Copy out all of the data below with no alterations.
START Records provided
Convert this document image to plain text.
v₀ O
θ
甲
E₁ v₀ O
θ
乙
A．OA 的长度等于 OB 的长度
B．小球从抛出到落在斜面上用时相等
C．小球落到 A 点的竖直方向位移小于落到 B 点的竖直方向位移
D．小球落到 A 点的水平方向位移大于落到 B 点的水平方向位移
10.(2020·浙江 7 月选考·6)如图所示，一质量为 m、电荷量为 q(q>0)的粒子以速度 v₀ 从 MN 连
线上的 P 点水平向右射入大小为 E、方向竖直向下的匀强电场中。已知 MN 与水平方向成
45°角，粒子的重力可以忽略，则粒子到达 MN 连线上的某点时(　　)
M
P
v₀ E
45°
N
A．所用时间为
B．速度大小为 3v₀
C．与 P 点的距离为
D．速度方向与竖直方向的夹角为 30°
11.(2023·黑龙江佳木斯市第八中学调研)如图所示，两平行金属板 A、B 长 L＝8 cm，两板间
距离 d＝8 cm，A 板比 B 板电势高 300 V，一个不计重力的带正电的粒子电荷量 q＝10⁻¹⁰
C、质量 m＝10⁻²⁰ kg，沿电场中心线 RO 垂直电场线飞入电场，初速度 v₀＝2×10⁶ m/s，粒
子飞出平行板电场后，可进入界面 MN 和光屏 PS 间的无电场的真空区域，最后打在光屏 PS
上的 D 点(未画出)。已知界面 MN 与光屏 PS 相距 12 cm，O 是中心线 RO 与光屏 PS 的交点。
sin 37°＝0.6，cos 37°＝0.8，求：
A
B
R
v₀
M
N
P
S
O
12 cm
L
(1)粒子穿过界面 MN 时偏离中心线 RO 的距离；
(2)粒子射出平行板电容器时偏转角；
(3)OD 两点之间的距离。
END Records provided
(Expected output):
Convert this document image to plain text.
v₀ O
θ
甲
E₁ v₀ O
θ
乙
A．OA 的长度等于 OB 的长度
B．小球从抛出到落在斜面上用时相等
C．小球落到 A 点的竖直方向位移小于落到 B 点的竖直方向位移
D．小球落到 A 点的水平方向位移大于落到 B 点的水平方向位移
10.(2020·浙江 7 月选考·6)如图所示，一质量为 m、电荷量为 q(q>0)的粒子以速度 v₀ 从 MN 连
线上的 P 点水平向右射入大小为 E、方向竖直向下的匀强电场中。已知 MN 与水平方向成
45°角，粒子的重力可以忽略，则粒子到达 MN 连线上的某点时(　　)
M
P
v₀ E
45°
N
A．所用时间为
B．速度大小为 3v₀
C．与 P 点的距离为
D．速度方向与竖直方向的夹角为 30°
11.(2023·黑龙江佳木斯市第八中学调研)如图所示，两平行金属板 A、B 长 L＝8 cm，两板间
距离 d＝8 cm，A 板比 B 板电势高 300 V，一个不计重力的带正电的粒子电荷量 q＝10⁻¹⁰
C、质量 m＝10⁻²⁰ kg，沿电场中心线 RO 垂直电场线飞入电场，初速度 v₀＝2×10⁶ m/s，粒
子飞出平行板电场后，可进入界面 MN 和光屏 PS 间的无电场的真空区域，最后打在光屏 PS
上的 D 点(未画出)。已知界面 MN 与光屏 PS 相距 12 cm，O 是中心线 RO 与光屏 PS 的交点。
sin 37°＝0.6，cos 37°＝0.8，求：
A
B
R
v₀
M
N
P
S
O
12 cm
L
(1)粒子穿过界面 MN 时偏离中心线 RO 的距离；
(2)粒子射出平行板电容器时偏转角；
(3)OD 两点之间的距离。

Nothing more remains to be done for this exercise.